### Set problem
Output all entries verbatim. Skip pictures.

### Supplied records

## begin

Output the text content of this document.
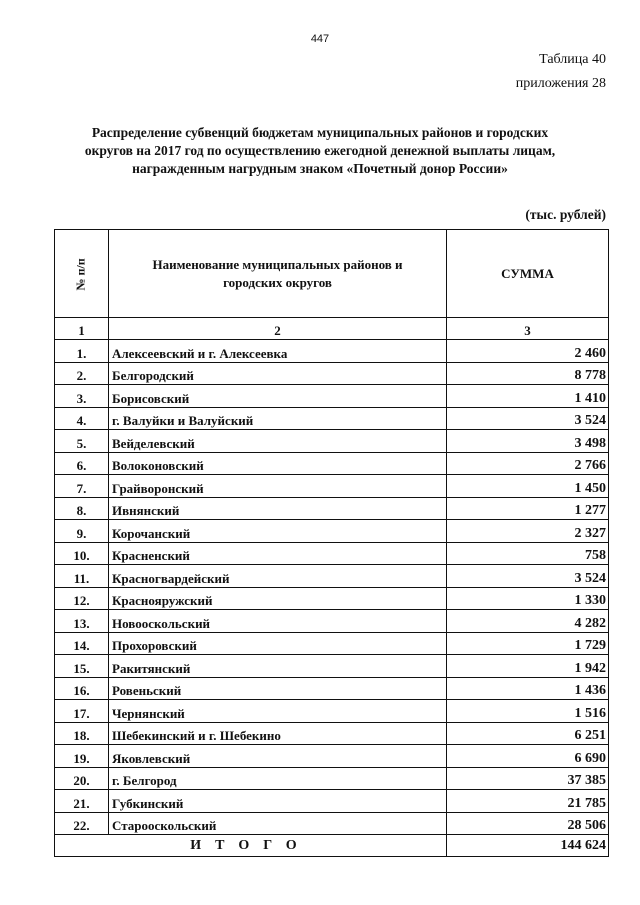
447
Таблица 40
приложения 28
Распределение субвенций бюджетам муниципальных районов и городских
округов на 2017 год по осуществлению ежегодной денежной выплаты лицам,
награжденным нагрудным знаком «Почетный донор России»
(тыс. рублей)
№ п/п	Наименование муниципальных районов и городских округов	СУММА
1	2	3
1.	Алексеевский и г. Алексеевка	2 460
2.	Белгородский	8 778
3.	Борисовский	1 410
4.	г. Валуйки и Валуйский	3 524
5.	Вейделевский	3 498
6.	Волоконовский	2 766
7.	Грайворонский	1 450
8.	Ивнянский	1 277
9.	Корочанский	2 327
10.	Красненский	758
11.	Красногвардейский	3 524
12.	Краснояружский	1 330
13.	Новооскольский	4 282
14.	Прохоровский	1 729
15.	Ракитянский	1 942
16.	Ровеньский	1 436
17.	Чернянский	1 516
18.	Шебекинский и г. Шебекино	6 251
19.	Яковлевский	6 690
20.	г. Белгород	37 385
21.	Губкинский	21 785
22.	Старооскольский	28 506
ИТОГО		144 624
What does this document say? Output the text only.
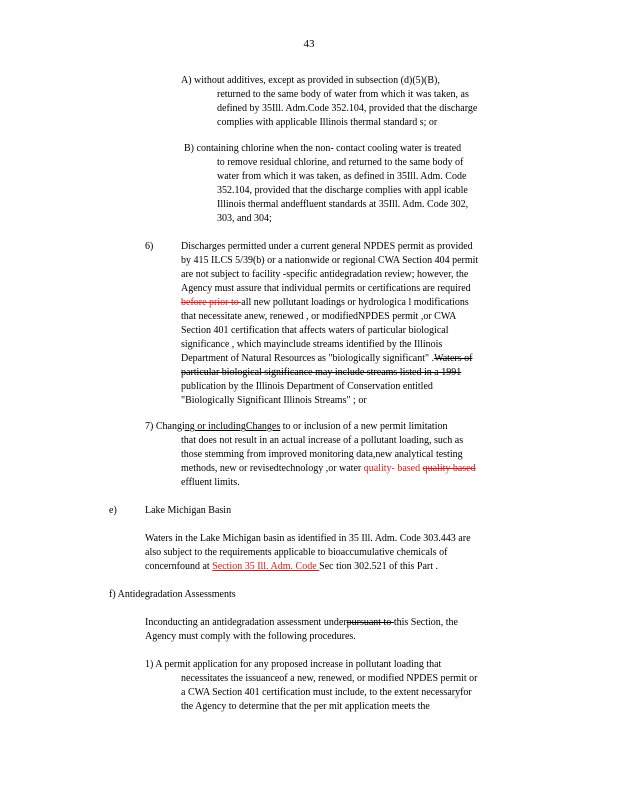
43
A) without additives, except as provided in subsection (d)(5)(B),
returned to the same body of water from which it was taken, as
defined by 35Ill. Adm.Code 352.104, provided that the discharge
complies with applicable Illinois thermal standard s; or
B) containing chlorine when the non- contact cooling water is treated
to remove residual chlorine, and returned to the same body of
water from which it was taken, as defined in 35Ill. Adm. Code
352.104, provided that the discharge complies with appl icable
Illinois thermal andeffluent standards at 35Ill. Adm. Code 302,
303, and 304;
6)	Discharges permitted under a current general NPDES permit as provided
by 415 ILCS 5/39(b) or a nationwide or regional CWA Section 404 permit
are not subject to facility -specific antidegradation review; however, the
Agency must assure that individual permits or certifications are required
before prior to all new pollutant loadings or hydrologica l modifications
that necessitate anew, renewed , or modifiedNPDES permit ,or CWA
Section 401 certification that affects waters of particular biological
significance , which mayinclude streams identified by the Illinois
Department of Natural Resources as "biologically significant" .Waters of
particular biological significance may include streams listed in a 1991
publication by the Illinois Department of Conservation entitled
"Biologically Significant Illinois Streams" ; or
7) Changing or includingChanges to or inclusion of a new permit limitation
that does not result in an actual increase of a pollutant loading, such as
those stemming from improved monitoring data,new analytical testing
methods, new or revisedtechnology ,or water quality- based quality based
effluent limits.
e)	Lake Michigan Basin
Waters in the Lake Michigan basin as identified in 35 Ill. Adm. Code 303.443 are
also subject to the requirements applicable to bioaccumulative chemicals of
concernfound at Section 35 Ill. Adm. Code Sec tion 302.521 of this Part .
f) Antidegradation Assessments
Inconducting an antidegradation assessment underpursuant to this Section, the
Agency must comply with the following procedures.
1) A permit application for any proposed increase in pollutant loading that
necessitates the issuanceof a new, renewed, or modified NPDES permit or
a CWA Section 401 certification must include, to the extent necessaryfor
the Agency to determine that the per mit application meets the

## end

### Solved problem
Output the text content of this document.
447
Таблица 40
приложения 28
Распределение субвенций бюджетам муниципальных районов и городских
округов на 2017 год по осуществлению ежегодной денежной выплаты лицам,
награжденным нагрудным знаком «Почетный донор России»
(тыс. рублей)
№ п/п	Наименование муниципальных районов и городских округов	СУММА
1	2	3
1.	Алексеевский и г. Алексеевка	2 460
2.	Белгородский	8 778
3.	Борисовский	1 410
4.	г. Валуйки и Валуйский	3 524
5.	Вейделевский	3 498
6.	Волоконовский	2 766
7.	Грайворонский	1 450
8.	Ивнянский	1 277
9.	Корочанский	2 327
10.	Красненский	758
11.	Красногвардейский	3 524
12.	Краснояружский	1 330
13.	Новооскольский	4 282
14.	Прохоровский	1 729
15.	Ракитянский	1 942
16.	Ровеньский	1 436
17.	Чернянский	1 516
18.	Шебекинский и г. Шебекино	6 251
19.	Яковлевский	6 690
20.	г. Белгород	37 385
21.	Губкинский	21 785
22.	Старооскольский	28 506
ИТОГО		144 624
What does this document say? Output the text only.
43
A) without additives, except as provided in subsection (d)(5)(B),
returned to the same body of water from which it was taken, as
defined by 35Ill. Adm.Code 352.104, provided that the discharge
complies with applicable Illinois thermal standard s; or
B) containing chlorine when the non- contact cooling water is treated
to remove residual chlorine, and returned to the same body of
water from which it was taken, as defined in 35Ill. Adm. Code
352.104, provided that the discharge complies with appl icable
Illinois thermal andeffluent standards at 35Ill. Adm. Code 302,
303, and 304;
6)	Discharges permitted under a current general NPDES permit as provided
by 415 ILCS 5/39(b) or a nationwide or regional CWA Section 404 permit
are not subject to facility -specific antidegradation review; however, the
Agency must assure that individual permits or certifications are required
before prior to all new pollutant loadings or hydrologica l modifications
that necessitate anew, renewed , or modifiedNPDES permit ,or CWA
Section 401 certification that affects waters of particular biological
significance , which mayinclude streams identified by the Illinois
Department of Natural Resources as "biologically significant" .Waters of
particular biological significance may include streams listed in a 1991
publication by the Illinois Department of Conservation entitled
"Biologically Significant Illinois Streams" ; or
7) Changing or includingChanges to or inclusion of a new permit limitation
that does not result in an actual increase of a pollutant loading, such as
those stemming from improved monitoring data,new analytical testing
methods, new or revisedtechnology ,or water quality- based quality based
effluent limits.
e)	Lake Michigan Basin
Waters in the Lake Michigan basin as identified in 35 Ill. Adm. Code 303.443 are
also subject to the requirements applicable to bioaccumulative chemicals of
concernfound at Section 35 Ill. Adm. Code Sec tion 302.521 of this Part .
f) Antidegradation Assessments
Inconducting an antidegradation assessment underpursuant to this Section, the
Agency must comply with the following procedures.
1) A permit application for any proposed increase in pollutant loading that
necessitates the issuanceof a new, renewed, or modified NPDES permit or
a CWA Section 401 certification must include, to the extent necessaryfor
the Agency to determine that the per mit application meets the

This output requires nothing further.